MATERIAL PROVIDED:

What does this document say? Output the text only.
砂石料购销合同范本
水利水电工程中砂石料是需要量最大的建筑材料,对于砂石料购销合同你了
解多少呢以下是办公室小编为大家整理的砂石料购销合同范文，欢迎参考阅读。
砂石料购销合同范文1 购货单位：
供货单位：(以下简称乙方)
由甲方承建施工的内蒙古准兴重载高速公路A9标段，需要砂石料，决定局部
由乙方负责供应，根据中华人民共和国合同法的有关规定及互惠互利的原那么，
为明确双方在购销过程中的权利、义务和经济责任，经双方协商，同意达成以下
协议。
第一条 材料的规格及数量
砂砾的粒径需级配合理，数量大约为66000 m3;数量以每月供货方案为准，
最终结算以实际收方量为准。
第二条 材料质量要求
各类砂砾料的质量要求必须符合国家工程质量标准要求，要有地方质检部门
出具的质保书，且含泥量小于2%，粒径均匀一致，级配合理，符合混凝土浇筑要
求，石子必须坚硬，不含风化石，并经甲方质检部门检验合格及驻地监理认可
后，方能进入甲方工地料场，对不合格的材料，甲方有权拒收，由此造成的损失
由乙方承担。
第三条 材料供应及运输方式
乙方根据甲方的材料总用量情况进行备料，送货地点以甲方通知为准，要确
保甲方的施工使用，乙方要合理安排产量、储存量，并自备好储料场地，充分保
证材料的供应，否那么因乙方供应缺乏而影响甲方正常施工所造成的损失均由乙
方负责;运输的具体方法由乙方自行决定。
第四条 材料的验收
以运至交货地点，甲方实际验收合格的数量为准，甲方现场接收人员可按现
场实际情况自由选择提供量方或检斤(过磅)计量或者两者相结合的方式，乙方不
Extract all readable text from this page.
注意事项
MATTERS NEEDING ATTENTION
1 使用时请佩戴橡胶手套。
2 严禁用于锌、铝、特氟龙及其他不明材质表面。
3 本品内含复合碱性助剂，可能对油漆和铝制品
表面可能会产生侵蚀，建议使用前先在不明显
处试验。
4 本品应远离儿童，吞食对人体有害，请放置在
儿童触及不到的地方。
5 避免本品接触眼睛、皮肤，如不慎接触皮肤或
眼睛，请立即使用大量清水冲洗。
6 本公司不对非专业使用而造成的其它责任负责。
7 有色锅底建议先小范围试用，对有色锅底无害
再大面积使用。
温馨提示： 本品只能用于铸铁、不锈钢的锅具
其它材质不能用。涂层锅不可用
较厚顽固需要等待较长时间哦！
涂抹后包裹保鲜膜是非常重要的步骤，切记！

WHAT TO DO:
Your task is to extract all of the records exactly.

ANSWER TO THE PROBLEM:
What does this document say? Output the text only.
砂石料购销合同范本
水利水电工程中砂石料是需要量最大的建筑材料,对于砂石料购销合同你了
解多少呢以下是办公室小编为大家整理的砂石料购销合同范文，欢迎参考阅读。
砂石料购销合同范文1 购货单位：
供货单位：(以下简称乙方)
由甲方承建施工的内蒙古准兴重载高速公路A9标段，需要砂石料，决定局部
由乙方负责供应，根据中华人民共和国合同法的有关规定及互惠互利的原那么，
为明确双方在购销过程中的权利、义务和经济责任，经双方协商，同意达成以下
协议。
第一条 材料的规格及数量
砂砾的粒径需级配合理，数量大约为66000 m3;数量以每月供货方案为准，
最终结算以实际收方量为准。
第二条 材料质量要求
各类砂砾料的质量要求必须符合国家工程质量标准要求，要有地方质检部门
出具的质保书，且含泥量小于2%，粒径均匀一致，级配合理，符合混凝土浇筑要
求，石子必须坚硬，不含风化石，并经甲方质检部门检验合格及驻地监理认可
后，方能进入甲方工地料场，对不合格的材料，甲方有权拒收，由此造成的损失
由乙方承担。
第三条 材料供应及运输方式
乙方根据甲方的材料总用量情况进行备料，送货地点以甲方通知为准，要确
保甲方的施工使用，乙方要合理安排产量、储存量，并自备好储料场地，充分保
证材料的供应，否那么因乙方供应缺乏而影响甲方正常施工所造成的损失均由乙
方负责;运输的具体方法由乙方自行决定。
第四条 材料的验收
以运至交货地点，甲方实际验收合格的数量为准，甲方现场接收人员可按现
场实际情况自由选择提供量方或检斤(过磅)计量或者两者相结合的方式，乙方不
Extract all readable text from this page.
注意事项
MATTERS NEEDING ATTENTION
1 使用时请佩戴橡胶手套。
2 严禁用于锌、铝、特氟龙及其他不明材质表面。
3 本品内含复合碱性助剂，可能对油漆和铝制品
表面可能会产生侵蚀，建议使用前先在不明显
处试验。
4 本品应远离儿童，吞食对人体有害，请放置在
儿童触及不到的地方。
5 避免本品接触眼睛、皮肤，如不慎接触皮肤或
眼睛，请立即使用大量清水冲洗。
6 本公司不对非专业使用而造成的其它责任负责。
7 有色锅底建议先小范围试用，对有色锅底无害
再大面积使用。
温馨提示： 本品只能用于铸铁、不锈钢的锅具
其它材质不能用。涂层锅不可用
较厚顽固需要等待较长时间哦！
涂抹后包裹保鲜膜是非常重要的步骤，切记！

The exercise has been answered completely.